> Set task: Copy all of the material exactly. Pictures are not to appear in the copy.

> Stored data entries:
------------------------------------------------

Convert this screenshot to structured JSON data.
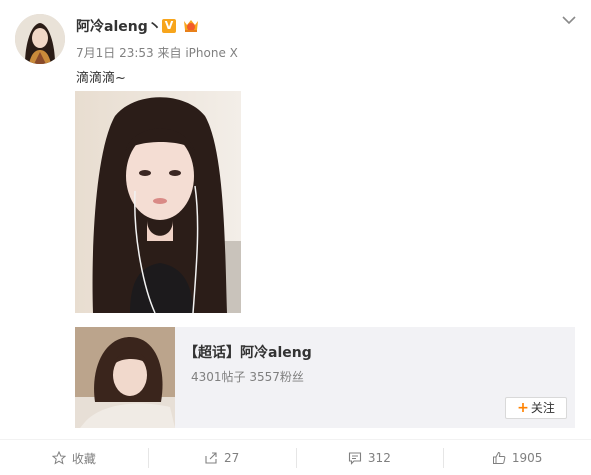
{
  "post": {
    "username": "阿冷aleng丶",
    "verified_badge": "V",
    "time": "7月1日 23:53",
    "source_prefix": "来自",
    "source": "iPhone X",
    "text": "滴滴滴~"
  },
  "topic_card": {
    "title": "【超话】阿冷aleng",
    "stats": "4301帖子 3557粉丝",
    "follow_plus": "+",
    "follow_label": "关注"
  },
  "actions": {
    "favorite": "收藏",
    "repost_count": "27",
    "comment_count": "312",
    "like_count": "1905"
  },
  "colors": {
    "accent": "#ff8200",
    "badge": "#f7a51c",
    "muted": "#808080",
    "card_bg": "#f2f2f5"
  }
}
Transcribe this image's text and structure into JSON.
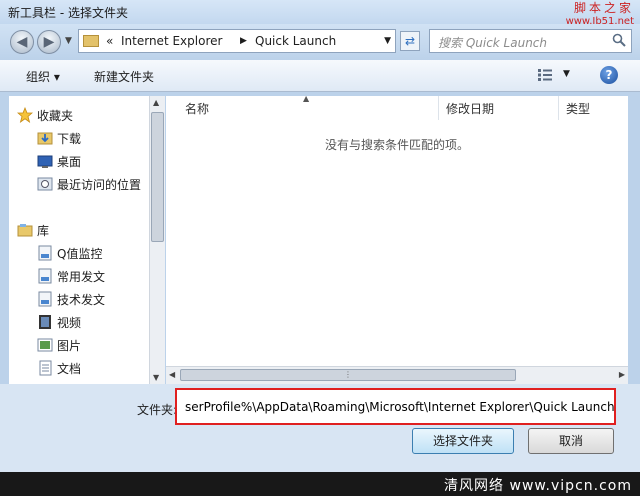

------------------------------------------------

> Expected output:
Convert this screenshot to structured JSON data.
{
  "post": {
    "username": "阿冷aleng丶",
    "verified_badge": "V",
    "time": "7月1日 23:53",
    "source_prefix": "来自",
    "source": "iPhone X",
    "text": "滴滴滴~"
  },
  "topic_card": {
    "title": "【超话】阿冷aleng",
    "stats": "4301帖子 3557粉丝",
    "follow_plus": "+",
    "follow_label": "关注"
  },
  "actions": {
    "favorite": "收藏",
    "repost_count": "27",
    "comment_count": "312",
    "like_count": "1905"
  },
  "colors": {
    "accent": "#ff8200",
    "badge": "#f7a51c",
    "muted": "#808080",
    "card_bg": "#f2f2f5"
  }
}
Transcribe this image's text and structure into JSON.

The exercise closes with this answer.